__Page text__.
(begin)
The CNTs may be prepared by selecting and purchasing CNTs having the above-described average length, average diameter, and the like from commercially available CNTs.

The dispersing agent may be any of so-called surfactant dispersing agents (also referred to as low-molecular-weight dispersing agents), polymer dispersing agents, inorganic dispersing agents, and the like. In addition, these dispersing agents may be anionic, cationic, amphoteric, or nonionic. That is, the dispersing agent may have at least one functional group selected from an anionic group, a cationic group, and a nonionic group in the molecular structure thereof. The term “surfactant” refers to an amphiphilic substance having a chemical structure in which a hydrophilic site and a lipophilic site are provided in the molecular structure and these sites are covalently bonded.

Specifically, dispersing agents composed of sulfonic acid compounds such as sodium salt of naphthalenesulfonic acid formalin condensate and ammonium salt of naphthalenesulfonic acid formalin condensate; dispersing agents composed of acrylic compounds such as polyacrylic acid salts and polymethacrylic acid salts; dispersing agents composed of copolymers containing aromatic units such as pyrene and anthracene; triazine-based dispersing agents (for example, those containing a carbazole group or a benzimidazolyl group as a heterocyclic group which may have a substituent); polyvinylpyrrolidone (PVP); polyvinylidene fluoride (PVdF), and the like can be preferably used. Among them, a dispersing agent composed of a copolymer containing an aromatic unit such as pyrene or anthracene is preferable. Any one of these dispersing agents may be used alone, or two or more thereof may be used in combination. It is speculated that the inclusion of the dispersing agent as described above in the CNT paste makes the metal existing inside the CNTs more slippery. As a result, the CNTs and the metal can be suitably separated without damaging the structure of the CNTs in the magnetic separation step, which will be described later.
(end)
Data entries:
(begin)
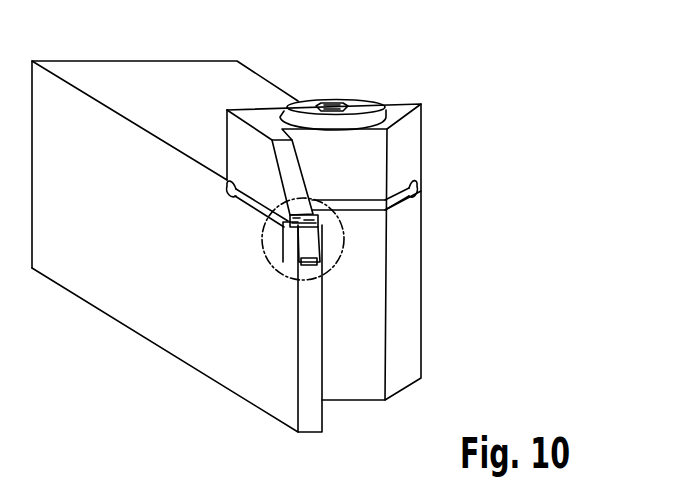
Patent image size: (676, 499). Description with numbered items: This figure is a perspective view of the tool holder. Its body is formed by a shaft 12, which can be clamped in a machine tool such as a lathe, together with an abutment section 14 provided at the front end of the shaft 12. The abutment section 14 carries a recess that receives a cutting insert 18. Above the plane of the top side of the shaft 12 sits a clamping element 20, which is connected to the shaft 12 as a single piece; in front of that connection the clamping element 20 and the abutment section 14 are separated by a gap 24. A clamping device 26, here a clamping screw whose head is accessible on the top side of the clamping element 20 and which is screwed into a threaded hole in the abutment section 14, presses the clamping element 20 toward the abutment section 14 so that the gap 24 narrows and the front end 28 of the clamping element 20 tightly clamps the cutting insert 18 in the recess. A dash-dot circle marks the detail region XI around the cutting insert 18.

The shaft 12 is at (256, 93).
The abutment section 14 is at (268, 388).
The cutting insert 18 is at (308, 250).
The clamping element 20 is at (368, 162).
The gap 24 is at (398, 200).
The clamping device 26 is at (355, 103).
The front end 28 is at (236, 208).
The detail XI is at (345, 253).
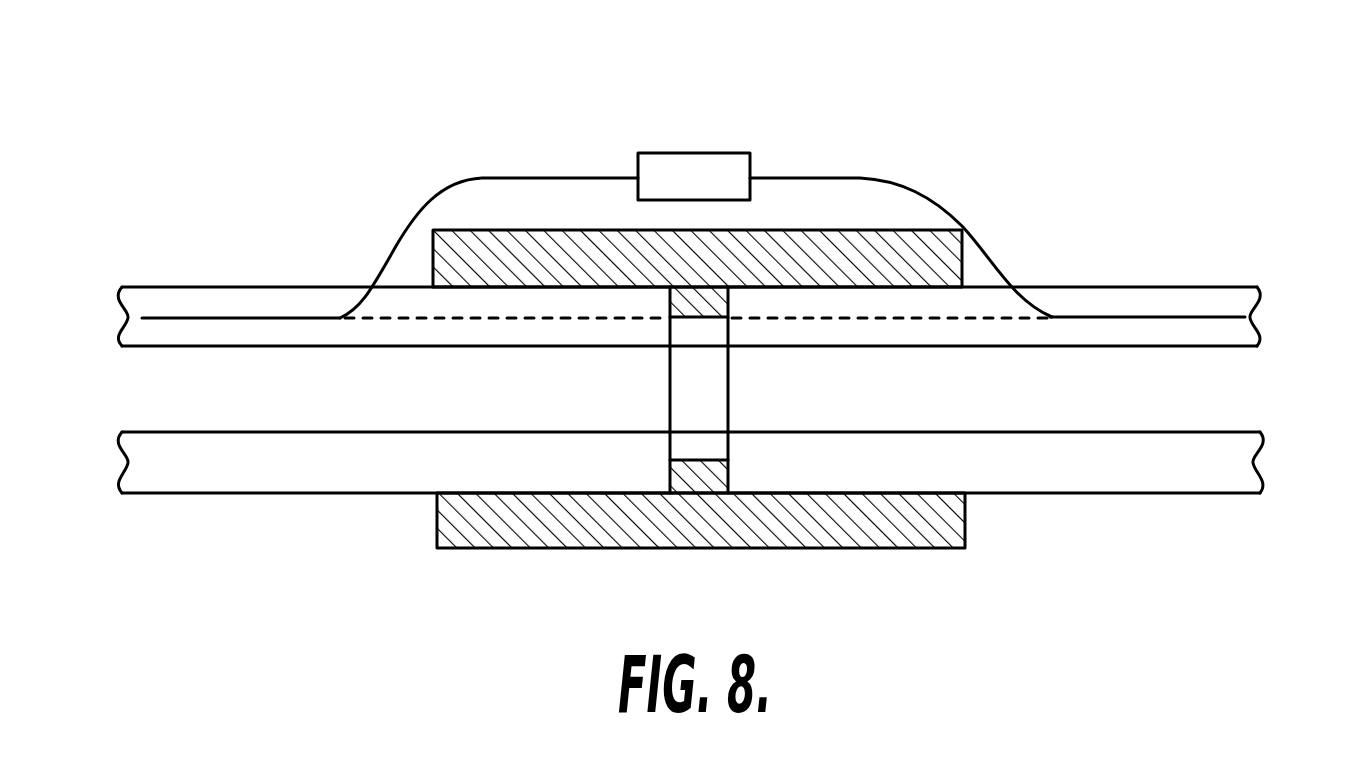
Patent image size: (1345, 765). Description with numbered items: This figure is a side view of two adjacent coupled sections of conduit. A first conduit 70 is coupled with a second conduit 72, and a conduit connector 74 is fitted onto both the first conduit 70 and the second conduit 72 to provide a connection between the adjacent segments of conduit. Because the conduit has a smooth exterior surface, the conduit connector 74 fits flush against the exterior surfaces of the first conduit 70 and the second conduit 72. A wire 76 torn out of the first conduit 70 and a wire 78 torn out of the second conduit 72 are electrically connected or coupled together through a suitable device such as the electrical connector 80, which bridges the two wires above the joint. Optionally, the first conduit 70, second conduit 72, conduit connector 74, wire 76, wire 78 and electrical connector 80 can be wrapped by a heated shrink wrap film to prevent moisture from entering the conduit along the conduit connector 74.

The first conduit 70 is at (220, 493).
The second conduit 72 is at (1232, 300).
The conduit connector 74 is at (960, 526).
The wire 76 is at (450, 188).
The wire 78 is at (972, 212).
The electrical connector 80 is at (683, 172).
(end)
__Work instructions__.
[1] From the text on CNT dispersing agents, copy everything from "The CNTs may" up to and including "commercially available CNTs.".
[2] Rewrite the rows from their start up to and including the line with "The detail XI is at (345, 253).", putting "front view" in place of "perspective view" and leaving everything else as it is. Leave the pictures out.

__Responses per task__.
[1]
The CNTs may be prepared by selecting and purchasing CNTs having the above-described average length, average diameter, and the like from commercially available CNTs.

[2]
Patent image size: (676, 499). Description with numbered items: This figure is a front view of the tool holder. Its body is formed by a shaft 12, which can be clamped in a machine tool such as a lathe, together with an abutment section 14 provided at the front end of the shaft 12. The abutment section 14 carries a recess that receives a cutting insert 18. Above the plane of the top side of the shaft 12 sits a clamping element 20, which is connected to the shaft 12 as a single piece; in front of that connection the clamping element 20 and the abutment section 14 are separated by a gap 24. A clamping device 26, here a clamping screw whose head is accessible on the top side of the clamping element 20 and which is screwed into a threaded hole in the abutment section 14, presses the clamping element 20 toward the abutment section 14 so that the gap 24 narrows and the front end 28 of the clamping element 20 tightly clamps the cutting insert 18 in the recess. A dash-dot circle marks the detail region XI around the cutting insert 18.

The shaft 12 is at (256, 93).
The abutment section 14 is at (268, 388).
The cutting insert 18 is at (308, 250).
The clamping element 20 is at (368, 162).
The gap 24 is at (398, 200).
The clamping device 26 is at (355, 103).
The front end 28 is at (236, 208).
The detail XI is at (345, 253).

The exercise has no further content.